▶ _Exercise requirements_: Quote, without change, all of the lines that follow.

[begin Information given]

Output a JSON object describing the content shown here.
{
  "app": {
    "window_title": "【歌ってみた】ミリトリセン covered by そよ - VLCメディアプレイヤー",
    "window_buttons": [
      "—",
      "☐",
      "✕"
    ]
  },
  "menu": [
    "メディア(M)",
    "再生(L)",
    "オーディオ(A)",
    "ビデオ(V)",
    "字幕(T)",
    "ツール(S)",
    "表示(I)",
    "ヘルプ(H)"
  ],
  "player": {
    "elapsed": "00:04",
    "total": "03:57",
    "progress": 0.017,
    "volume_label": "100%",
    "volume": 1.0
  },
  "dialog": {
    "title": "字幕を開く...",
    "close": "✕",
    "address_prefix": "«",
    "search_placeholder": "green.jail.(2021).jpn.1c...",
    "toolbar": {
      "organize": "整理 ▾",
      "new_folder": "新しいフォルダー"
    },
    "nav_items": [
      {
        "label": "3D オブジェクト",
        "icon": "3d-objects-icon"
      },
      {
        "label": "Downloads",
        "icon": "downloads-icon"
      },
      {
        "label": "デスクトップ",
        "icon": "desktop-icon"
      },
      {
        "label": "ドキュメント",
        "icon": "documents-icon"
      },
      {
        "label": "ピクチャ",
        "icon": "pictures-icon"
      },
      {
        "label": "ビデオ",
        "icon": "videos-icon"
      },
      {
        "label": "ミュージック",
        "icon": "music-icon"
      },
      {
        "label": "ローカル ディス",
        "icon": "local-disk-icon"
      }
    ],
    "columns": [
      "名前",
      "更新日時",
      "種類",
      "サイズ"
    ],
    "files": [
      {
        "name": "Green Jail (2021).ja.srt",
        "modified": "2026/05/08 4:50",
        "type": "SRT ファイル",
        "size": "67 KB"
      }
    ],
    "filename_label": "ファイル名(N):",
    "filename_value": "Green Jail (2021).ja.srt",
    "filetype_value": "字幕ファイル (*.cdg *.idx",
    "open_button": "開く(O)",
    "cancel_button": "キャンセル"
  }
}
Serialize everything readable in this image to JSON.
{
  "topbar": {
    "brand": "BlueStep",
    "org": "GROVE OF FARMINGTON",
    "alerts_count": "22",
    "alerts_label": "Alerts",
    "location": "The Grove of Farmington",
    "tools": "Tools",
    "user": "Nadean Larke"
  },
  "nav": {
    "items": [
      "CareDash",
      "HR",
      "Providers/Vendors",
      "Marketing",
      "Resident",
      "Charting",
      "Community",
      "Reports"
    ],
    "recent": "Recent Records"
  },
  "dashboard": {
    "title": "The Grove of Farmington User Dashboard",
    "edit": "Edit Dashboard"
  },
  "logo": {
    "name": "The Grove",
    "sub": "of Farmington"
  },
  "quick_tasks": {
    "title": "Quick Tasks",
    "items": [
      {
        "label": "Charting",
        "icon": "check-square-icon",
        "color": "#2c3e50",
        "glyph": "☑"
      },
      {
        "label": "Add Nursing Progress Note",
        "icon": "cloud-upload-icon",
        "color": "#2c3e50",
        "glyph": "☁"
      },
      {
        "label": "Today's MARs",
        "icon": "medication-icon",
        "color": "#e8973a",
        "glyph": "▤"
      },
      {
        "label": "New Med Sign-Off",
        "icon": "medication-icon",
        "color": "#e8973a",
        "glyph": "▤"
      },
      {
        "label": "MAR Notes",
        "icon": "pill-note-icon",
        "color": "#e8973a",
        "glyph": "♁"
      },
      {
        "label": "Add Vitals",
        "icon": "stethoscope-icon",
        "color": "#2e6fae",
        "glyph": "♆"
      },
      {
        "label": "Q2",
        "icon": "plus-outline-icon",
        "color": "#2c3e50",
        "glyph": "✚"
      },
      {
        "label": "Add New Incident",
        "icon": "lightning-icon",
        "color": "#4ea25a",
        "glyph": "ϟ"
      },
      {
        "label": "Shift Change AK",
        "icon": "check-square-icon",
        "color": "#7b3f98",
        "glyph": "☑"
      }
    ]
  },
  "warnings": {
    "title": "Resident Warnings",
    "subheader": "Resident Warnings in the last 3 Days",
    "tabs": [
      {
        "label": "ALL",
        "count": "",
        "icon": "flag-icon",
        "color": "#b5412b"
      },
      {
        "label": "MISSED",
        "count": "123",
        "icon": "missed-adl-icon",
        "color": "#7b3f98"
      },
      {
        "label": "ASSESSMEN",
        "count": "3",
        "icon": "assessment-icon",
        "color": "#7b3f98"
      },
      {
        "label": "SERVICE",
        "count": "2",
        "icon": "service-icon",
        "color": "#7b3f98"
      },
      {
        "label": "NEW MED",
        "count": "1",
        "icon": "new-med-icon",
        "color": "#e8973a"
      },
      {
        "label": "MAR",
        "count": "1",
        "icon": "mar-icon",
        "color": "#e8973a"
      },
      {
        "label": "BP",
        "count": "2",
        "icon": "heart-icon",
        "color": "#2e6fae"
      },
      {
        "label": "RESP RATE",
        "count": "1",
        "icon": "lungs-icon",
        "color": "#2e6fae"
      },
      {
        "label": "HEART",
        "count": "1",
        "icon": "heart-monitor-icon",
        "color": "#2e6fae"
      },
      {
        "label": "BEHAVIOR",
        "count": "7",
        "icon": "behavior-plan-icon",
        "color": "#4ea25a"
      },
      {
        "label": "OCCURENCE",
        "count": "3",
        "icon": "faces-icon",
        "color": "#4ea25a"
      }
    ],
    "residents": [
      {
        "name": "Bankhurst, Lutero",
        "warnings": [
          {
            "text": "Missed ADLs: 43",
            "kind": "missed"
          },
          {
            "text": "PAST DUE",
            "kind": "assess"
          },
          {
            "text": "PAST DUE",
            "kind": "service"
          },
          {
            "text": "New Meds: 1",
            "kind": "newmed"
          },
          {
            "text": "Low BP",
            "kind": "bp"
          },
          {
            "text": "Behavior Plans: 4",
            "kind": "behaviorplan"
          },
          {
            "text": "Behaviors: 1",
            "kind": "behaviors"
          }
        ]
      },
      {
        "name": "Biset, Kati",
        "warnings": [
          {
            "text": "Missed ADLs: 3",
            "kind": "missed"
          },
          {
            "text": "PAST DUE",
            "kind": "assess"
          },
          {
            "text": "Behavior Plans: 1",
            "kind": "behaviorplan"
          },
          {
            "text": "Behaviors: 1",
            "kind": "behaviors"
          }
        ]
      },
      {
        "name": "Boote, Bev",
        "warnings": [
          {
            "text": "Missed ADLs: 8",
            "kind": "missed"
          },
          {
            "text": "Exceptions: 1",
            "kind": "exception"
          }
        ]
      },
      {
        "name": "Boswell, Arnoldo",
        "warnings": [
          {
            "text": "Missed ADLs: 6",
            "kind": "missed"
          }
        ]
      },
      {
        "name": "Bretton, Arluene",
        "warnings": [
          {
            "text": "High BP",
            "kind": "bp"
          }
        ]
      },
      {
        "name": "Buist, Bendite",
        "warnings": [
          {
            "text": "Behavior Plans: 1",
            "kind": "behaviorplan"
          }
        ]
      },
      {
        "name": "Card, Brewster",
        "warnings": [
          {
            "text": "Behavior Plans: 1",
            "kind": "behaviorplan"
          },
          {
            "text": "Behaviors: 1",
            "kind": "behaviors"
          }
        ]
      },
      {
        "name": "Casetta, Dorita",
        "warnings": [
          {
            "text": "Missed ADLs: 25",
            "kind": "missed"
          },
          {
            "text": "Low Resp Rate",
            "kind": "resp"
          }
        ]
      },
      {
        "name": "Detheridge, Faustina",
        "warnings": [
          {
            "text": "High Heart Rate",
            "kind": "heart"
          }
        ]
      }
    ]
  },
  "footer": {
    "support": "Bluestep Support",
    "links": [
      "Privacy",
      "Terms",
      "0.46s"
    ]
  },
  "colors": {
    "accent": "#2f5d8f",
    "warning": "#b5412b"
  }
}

[end Information given]

▶ _Full response_:
Output a JSON object describing the content shown here.
{
  "app": {
    "window_title": "【歌ってみた】ミリトリセン covered by そよ - VLCメディアプレイヤー",
    "window_buttons": [
      "—",
      "☐",
      "✕"
    ]
  },
  "menu": [
    "メディア(M)",
    "再生(L)",
    "オーディオ(A)",
    "ビデオ(V)",
    "字幕(T)",
    "ツール(S)",
    "表示(I)",
    "ヘルプ(H)"
  ],
  "player": {
    "elapsed": "00:04",
    "total": "03:57",
    "progress": 0.017,
    "volume_label": "100%",
    "volume": 1.0
  },
  "dialog": {
    "title": "字幕を開く...",
    "close": "✕",
    "address_prefix": "«",
    "search_placeholder": "green.jail.(2021).jpn.1c...",
    "toolbar": {
      "organize": "整理 ▾",
      "new_folder": "新しいフォルダー"
    },
    "nav_items": [
      {
        "label": "3D オブジェクト",
        "icon": "3d-objects-icon"
      },
      {
        "label": "Downloads",
        "icon": "downloads-icon"
      },
      {
        "label": "デスクトップ",
        "icon": "desktop-icon"
      },
      {
        "label": "ドキュメント",
        "icon": "documents-icon"
      },
      {
        "label": "ピクチャ",
        "icon": "pictures-icon"
      },
      {
        "label": "ビデオ",
        "icon": "videos-icon"
      },
      {
        "label": "ミュージック",
        "icon": "music-icon"
      },
      {
        "label": "ローカル ディス",
        "icon": "local-disk-icon"
      }
    ],
    "columns": [
      "名前",
      "更新日時",
      "種類",
      "サイズ"
    ],
    "files": [
      {
        "name": "Green Jail (2021).ja.srt",
        "modified": "2026/05/08 4:50",
        "type": "SRT ファイル",
        "size": "67 KB"
      }
    ],
    "filename_label": "ファイル名(N):",
    "filename_value": "Green Jail (2021).ja.srt",
    "filetype_value": "字幕ファイル (*.cdg *.idx",
    "open_button": "開く(O)",
    "cancel_button": "キャンセル"
  }
}
Serialize everything readable in this image to JSON.
{
  "topbar": {
    "brand": "BlueStep",
    "org": "GROVE OF FARMINGTON",
    "alerts_count": "22",
    "alerts_label": "Alerts",
    "location": "The Grove of Farmington",
    "tools": "Tools",
    "user": "Nadean Larke"
  },
  "nav": {
    "items": [
      "CareDash",
      "HR",
      "Providers/Vendors",
      "Marketing",
      "Resident",
      "Charting",
      "Community",
      "Reports"
    ],
    "recent": "Recent Records"
  },
  "dashboard": {
    "title": "The Grove of Farmington User Dashboard",
    "edit": "Edit Dashboard"
  },
  "logo": {
    "name": "The Grove",
    "sub": "of Farmington"
  },
  "quick_tasks": {
    "title": "Quick Tasks",
    "items": [
      {
        "label": "Charting",
        "icon": "check-square-icon",
        "color": "#2c3e50",
        "glyph": "☑"
      },
      {
        "label": "Add Nursing Progress Note",
        "icon": "cloud-upload-icon",
        "color": "#2c3e50",
        "glyph": "☁"
      },
      {
        "label": "Today's MARs",
        "icon": "medication-icon",
        "color": "#e8973a",
        "glyph": "▤"
      },
      {
        "label": "New Med Sign-Off",
        "icon": "medication-icon",
        "color": "#e8973a",
        "glyph": "▤"
      },
      {
        "label": "MAR Notes",
        "icon": "pill-note-icon",
        "color": "#e8973a",
        "glyph": "♁"
      },
      {
        "label": "Add Vitals",
        "icon": "stethoscope-icon",
        "color": "#2e6fae",
        "glyph": "♆"
      },
      {
        "label": "Q2",
        "icon": "plus-outline-icon",
        "color": "#2c3e50",
        "glyph": "✚"
      },
      {
        "label": "Add New Incident",
        "icon": "lightning-icon",
        "color": "#4ea25a",
        "glyph": "ϟ"
      },
      {
        "label": "Shift Change AK",
        "icon": "check-square-icon",
        "color": "#7b3f98",
        "glyph": "☑"
      }
    ]
  },
  "warnings": {
    "title": "Resident Warnings",
    "subheader": "Resident Warnings in the last 3 Days",
    "tabs": [
      {
        "label": "ALL",
        "count": "",
        "icon": "flag-icon",
        "color": "#b5412b"
      },
      {
        "label": "MISSED",
        "count": "123",
        "icon": "missed-adl-icon",
        "color": "#7b3f98"
      },
      {
        "label": "ASSESSMEN",
        "count": "3",
        "icon": "assessment-icon",
        "color": "#7b3f98"
      },
      {
        "label": "SERVICE",
        "count": "2",
        "icon": "service-icon",
        "color": "#7b3f98"
      },
      {
        "label": "NEW MED",
        "count": "1",
        "icon": "new-med-icon",
        "color": "#e8973a"
      },
      {
        "label": "MAR",
        "count": "1",
        "icon": "mar-icon",
        "color": "#e8973a"
      },
      {
        "label": "BP",
        "count": "2",
        "icon": "heart-icon",
        "color": "#2e6fae"
      },
      {
        "label": "RESP RATE",
        "count": "1",
        "icon": "lungs-icon",
        "color": "#2e6fae"
      },
      {
        "label": "HEART",
        "count": "1",
        "icon": "heart-monitor-icon",
        "color": "#2e6fae"
      },
      {
        "label": "BEHAVIOR",
        "count": "7",
        "icon": "behavior-plan-icon",
        "color": "#4ea25a"
      },
      {
        "label": "OCCURENCE",
        "count": "3",
        "icon": "faces-icon",
        "color": "#4ea25a"
      }
    ],
    "residents": [
      {
        "name": "Bankhurst, Lutero",
        "warnings": [
          {
            "text": "Missed ADLs: 43",
            "kind": "missed"
          },
          {
            "text": "PAST DUE",
            "kind": "assess"
          },
          {
            "text": "PAST DUE",
            "kind": "service"
          },
          {
            "text": "New Meds: 1",
            "kind": "newmed"
          },
          {
            "text": "Low BP",
            "kind": "bp"
          },
          {
            "text": "Behavior Plans: 4",
            "kind": "behaviorplan"
          },
          {
            "text": "Behaviors: 1",
            "kind": "behaviors"
          }
        ]
      },
      {
        "name": "Biset, Kati",
        "warnings": [
          {
            "text": "Missed ADLs: 3",
            "kind": "missed"
          },
          {
            "text": "PAST DUE",
            "kind": "assess"
          },
          {
            "text": "Behavior Plans: 1",
            "kind": "behaviorplan"
          },
          {
            "text": "Behaviors: 1",
            "kind": "behaviors"
          }
        ]
      },
      {
        "name": "Boote, Bev",
        "warnings": [
          {
            "text": "Missed ADLs: 8",
            "kind": "missed"
          },
          {
            "text": "Exceptions: 1",
            "kind": "exception"
          }
        ]
      },
      {
        "name": "Boswell, Arnoldo",
        "warnings": [
          {
            "text": "Missed ADLs: 6",
            "kind": "missed"
          }
        ]
      },
      {
        "name": "Bretton, Arluene",
        "warnings": [
          {
            "text": "High BP",
            "kind": "bp"
          }
        ]
      },
      {
        "name": "Buist, Bendite",
        "warnings": [
          {
            "text": "Behavior Plans: 1",
            "kind": "behaviorplan"
          }
        ]
      },
      {
        "name": "Card, Brewster",
        "warnings": [
          {
            "text": "Behavior Plans: 1",
            "kind": "behaviorplan"
          },
          {
            "text": "Behaviors: 1",
            "kind": "behaviors"
          }
        ]
      },
      {
        "name": "Casetta, Dorita",
        "warnings": [
          {
            "text": "Missed ADLs: 25",
            "kind": "missed"
          },
          {
            "text": "Low Resp Rate",
            "kind": "resp"
          }
        ]
      },
      {
        "name": "Detheridge, Faustina",
        "warnings": [
          {
            "text": "High Heart Rate",
            "kind": "heart"
          }
        ]
      }
    ]
  },
  "footer": {
    "support": "Bluestep Support",
    "links": [
      "Privacy",
      "Terms",
      "0.46s"
    ]
  },
  "colors": {
    "accent": "#2f5d8f",
    "warning": "#b5412b"
  }
}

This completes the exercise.